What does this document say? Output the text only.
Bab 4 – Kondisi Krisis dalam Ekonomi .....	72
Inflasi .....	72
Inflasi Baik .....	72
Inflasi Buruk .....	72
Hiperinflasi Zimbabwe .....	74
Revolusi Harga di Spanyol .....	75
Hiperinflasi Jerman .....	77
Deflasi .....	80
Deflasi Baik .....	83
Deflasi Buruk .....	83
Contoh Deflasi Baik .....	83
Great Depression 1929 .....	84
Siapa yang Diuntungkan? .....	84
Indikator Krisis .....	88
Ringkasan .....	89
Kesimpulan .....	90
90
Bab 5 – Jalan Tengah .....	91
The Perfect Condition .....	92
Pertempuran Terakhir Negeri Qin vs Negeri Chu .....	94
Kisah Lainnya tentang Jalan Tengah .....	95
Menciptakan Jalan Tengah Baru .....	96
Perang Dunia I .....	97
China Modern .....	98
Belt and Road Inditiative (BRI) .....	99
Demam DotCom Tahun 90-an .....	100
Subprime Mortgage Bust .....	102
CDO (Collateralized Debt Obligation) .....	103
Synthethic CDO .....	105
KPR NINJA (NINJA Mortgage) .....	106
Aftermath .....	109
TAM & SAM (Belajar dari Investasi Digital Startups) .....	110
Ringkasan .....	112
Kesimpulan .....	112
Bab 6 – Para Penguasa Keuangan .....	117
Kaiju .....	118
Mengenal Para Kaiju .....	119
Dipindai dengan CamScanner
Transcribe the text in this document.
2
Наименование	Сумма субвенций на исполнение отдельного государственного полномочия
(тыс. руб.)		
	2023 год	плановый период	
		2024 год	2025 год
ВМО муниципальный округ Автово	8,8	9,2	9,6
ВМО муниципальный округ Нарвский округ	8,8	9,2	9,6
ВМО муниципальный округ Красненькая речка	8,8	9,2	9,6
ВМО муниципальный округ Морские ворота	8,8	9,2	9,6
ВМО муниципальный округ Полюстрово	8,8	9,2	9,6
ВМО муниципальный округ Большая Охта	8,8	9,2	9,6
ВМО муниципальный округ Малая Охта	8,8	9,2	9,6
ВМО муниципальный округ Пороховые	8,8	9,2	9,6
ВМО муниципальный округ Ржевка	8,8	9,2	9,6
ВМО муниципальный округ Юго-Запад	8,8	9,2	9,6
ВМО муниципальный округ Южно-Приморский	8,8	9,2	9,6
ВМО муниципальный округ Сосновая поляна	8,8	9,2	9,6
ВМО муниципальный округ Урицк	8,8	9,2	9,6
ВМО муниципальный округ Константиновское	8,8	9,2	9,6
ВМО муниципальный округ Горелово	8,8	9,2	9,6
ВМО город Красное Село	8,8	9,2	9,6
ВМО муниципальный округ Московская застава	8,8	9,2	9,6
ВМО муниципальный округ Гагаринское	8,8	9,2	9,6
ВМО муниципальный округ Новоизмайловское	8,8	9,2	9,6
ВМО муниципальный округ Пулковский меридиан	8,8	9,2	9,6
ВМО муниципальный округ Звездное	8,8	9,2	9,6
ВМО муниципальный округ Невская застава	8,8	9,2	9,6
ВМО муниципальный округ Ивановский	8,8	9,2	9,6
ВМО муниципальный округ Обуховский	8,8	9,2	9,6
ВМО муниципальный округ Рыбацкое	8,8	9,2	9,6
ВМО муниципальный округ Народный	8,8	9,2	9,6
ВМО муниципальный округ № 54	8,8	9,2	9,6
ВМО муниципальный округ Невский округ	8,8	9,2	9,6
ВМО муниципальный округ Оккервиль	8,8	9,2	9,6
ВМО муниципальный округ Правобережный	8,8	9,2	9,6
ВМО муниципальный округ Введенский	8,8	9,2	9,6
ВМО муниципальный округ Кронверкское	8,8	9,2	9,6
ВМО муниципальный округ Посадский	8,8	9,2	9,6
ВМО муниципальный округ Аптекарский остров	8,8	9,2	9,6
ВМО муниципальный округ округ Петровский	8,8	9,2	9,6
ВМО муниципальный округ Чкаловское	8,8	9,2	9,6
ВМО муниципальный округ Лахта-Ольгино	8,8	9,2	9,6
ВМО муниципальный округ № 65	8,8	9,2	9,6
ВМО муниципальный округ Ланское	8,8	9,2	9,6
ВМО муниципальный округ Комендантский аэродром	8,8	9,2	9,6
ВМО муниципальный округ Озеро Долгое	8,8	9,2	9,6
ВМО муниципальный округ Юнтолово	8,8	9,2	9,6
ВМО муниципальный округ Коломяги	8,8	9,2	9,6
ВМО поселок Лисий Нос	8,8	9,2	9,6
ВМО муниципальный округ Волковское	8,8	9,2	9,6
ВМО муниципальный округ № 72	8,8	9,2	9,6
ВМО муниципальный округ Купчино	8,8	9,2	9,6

The task: Look through the entries and work out how many lines have the word "Baik" in them; reply with that number only.

Exercise answer: 3